Repeat the entries that follow verbatim, without any of their pictures.

Items from a dataset
────────

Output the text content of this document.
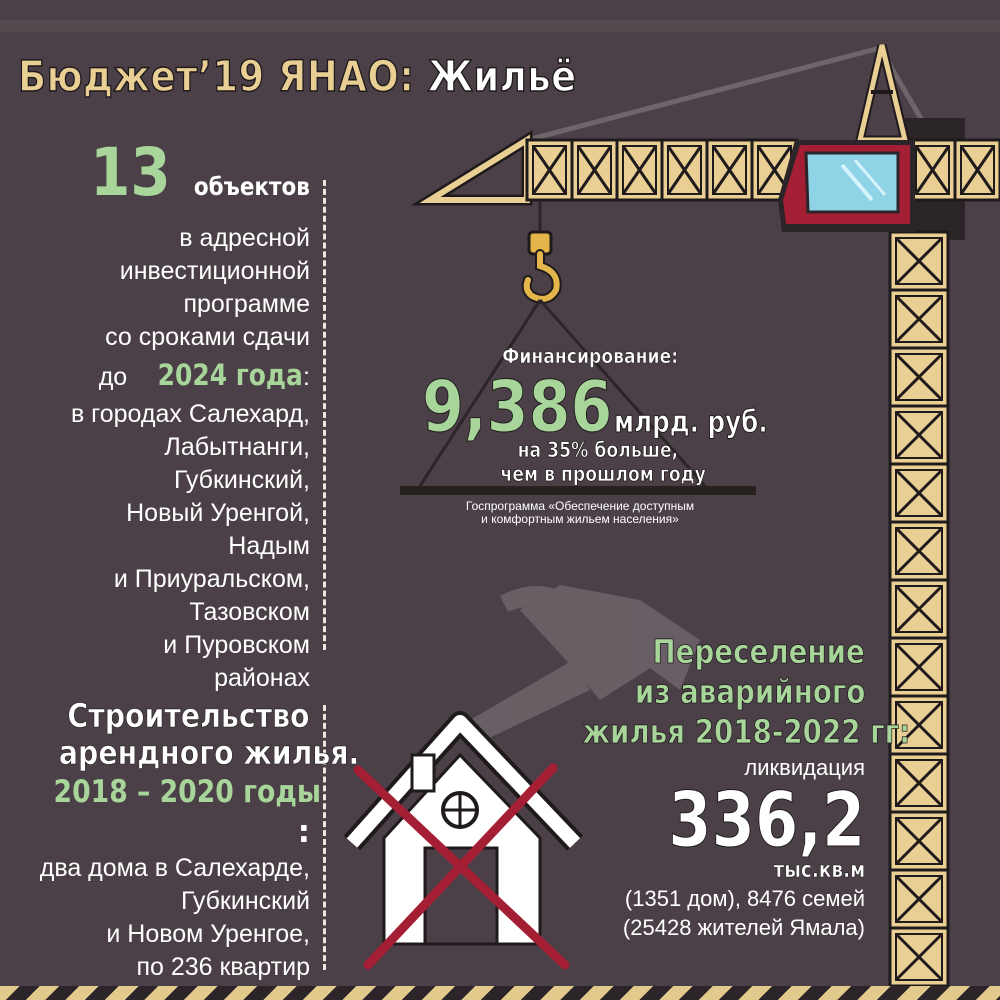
Бюджет’19 ЯНАО: Жильё
13 объектов
в адресной
инвестиционной
программе
со сроками сдачи
до 2024 года:
в городах Салехард,
Лабытнанги,
Губкинский,
Новый Уренгой,
Надым
и Приуральском,
Тазовском
и Пуровском
районах
Строительство
арендного жилья.
2018 – 2020 годы:
два дома в Салехарде,
Губкинский
и Новом Уренгое,
по 236 квартир
Финансирование:
9,386 млрд. руб.
на 35% больше,
чем в прошлом году
Госпрограмма «Обеспечение доступным
и комфортным жильем населения»
Переселение
из аварийного
жилья 2018-2022 гг:
ликвидация
336,2
тыс.кв.м
(1351 дом), 8476 семей
(25428 жителей Ямала)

────────

### Task result
Output the text content of this document.
Бюджет’19 ЯНАО: Жильё
13 объектов
в адресной
инвестиционной
программе
со сроками сдачи
до 2024 года:
в городах Салехард,
Лабытнанги,
Губкинский,
Новый Уренгой,
Надым
и Приуральском,
Тазовском
и Пуровском
районах
Строительство
арендного жилья.
2018 – 2020 годы:
два дома в Салехарде,
Губкинский
и Новом Уренгое,
по 236 квартир
Финансирование:
9,386 млрд. руб.
на 35% больше,
чем в прошлом году
Госпрограмма «Обеспечение доступным
и комфортным жильем населения»
Переселение
из аварийного
жилья 2018-2022 гг:
ликвидация
336,2
тыс.кв.м
(1351 дом), 8476 семей
(25428 жителей Ямала)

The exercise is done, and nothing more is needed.